STORED RECORDS >>
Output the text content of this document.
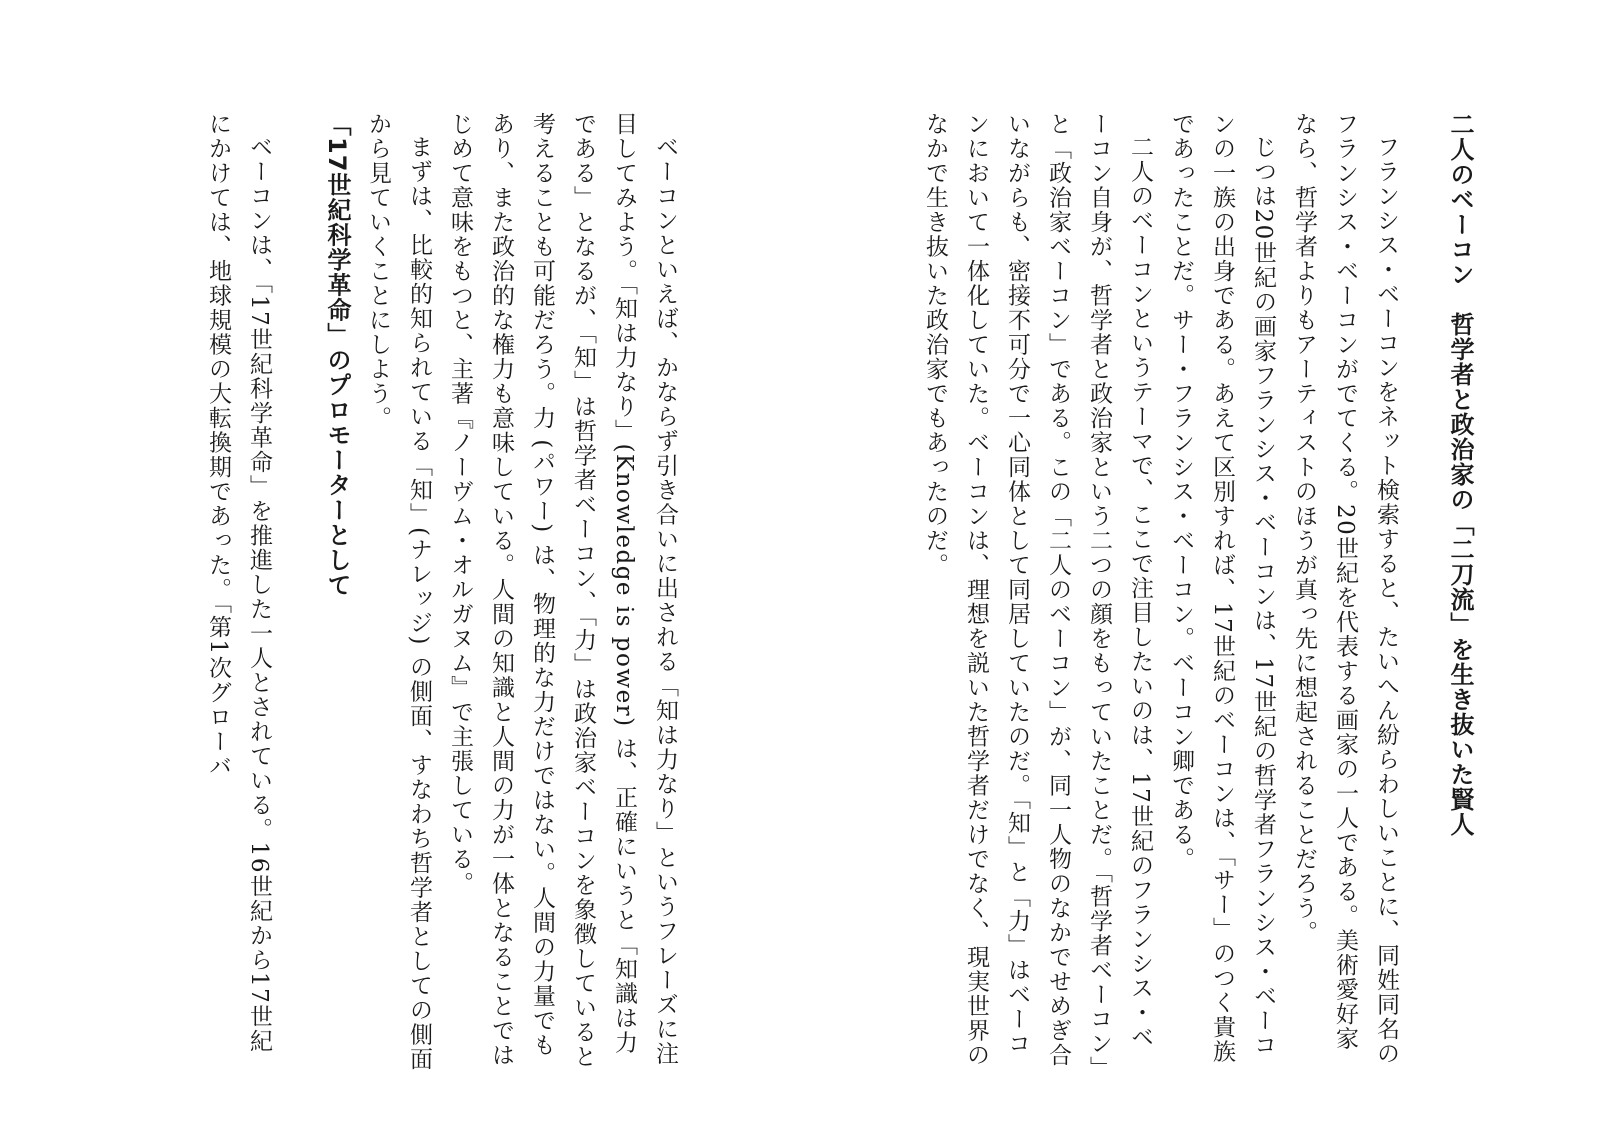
二人のベーコン　哲学者と政治家の「二刀流」を生き抜いた賢人

フランシス・ベーコンをネット検索すると、たいへん紛らわしいことに、同姓同名のフランシス・ベーコンがでてくる。20世紀を代表する画家の一人である。美術愛好家なら、哲学者よりもアーティストのほうが真っ先に想起されることだろう。

じつは20世紀の画家フランシス・ベーコンは、17世紀の哲学者フランシス・ベーコンの一族の出身である。あえて区別すれば、17世紀のベーコンは、「サー」のつく貴族であったことだ。サー・フランシス・ベーコン。ベーコン卿である。

二人のベーコンというテーマで、ここで注目したいのは、17世紀のフランシス・ベーコン自身が、哲学者と政治家という二つの顔をもっていたことだ。「哲学者ベーコン」と「政治家ベーコン」である。この「二人のベーコン」が、同一人物のなかでせめぎ合いながらも、密接不可分で一心同体として同居していたのだ。「知」と「力」はベーコンにおいて一体化していた。ベーコンは、理想を説いた哲学者だけでなく、現実世界のなかで生き抜いた政治家でもあったのだ。

ベーコンといえば、かならず引き合いに出される「知は力なり」というフレーズに注目してみよう。「知は力なり」(Knowledge is power) は、正確にいうと「知識は力である」となるが、「知」は哲学者ベーコン、「力」は政治家ベーコンを象徴していると考えることも可能だろう。力 (パワー) は、物理的な力だけではない。人間の力量でもあり、また政治的な権力も意味している。人間の知識と人間の力が一体となることではじめて意味をもつと、主著『ノーヴム・オルガヌム』で主張している。

まずは、比較的知られている「知」(ナレッジ) の側面、すなわち哲学者としての側面から見ていくことにしよう。

「17世紀科学革命」のプロモーターとして

ベーコンは、「17世紀科学革命」を推進した一人とされている。16世紀から17世紀にかけては、地球規模の大転換期であった。「第1次グローバ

CHALLENGE >>
Search the lines for the string "二人のベーコン" and copy every line that has it.

RESULT FOR THIS EXERCISE >>
二人のベーコン　哲学者と政治家の「二刀流」を生き抜いた賢人
二人のベーコンというテーマで、ここで注目したいのは、17世紀のフランシス・ベーコン自身が、哲学者と政治家という二つの顔をもっていたことだ。「哲学者ベーコン」と「政治家ベーコン」である。この「二人のベーコン」が、同一人物のなかでせめぎ合いながらも、密接不可分で一心同体として同居していたのだ。「知」と「力」はベーコンにおいて一体化していた。ベーコンは、理想を説いた哲学者だけでなく、現実世界のなかで生き抜いた政治家でもあったのだ。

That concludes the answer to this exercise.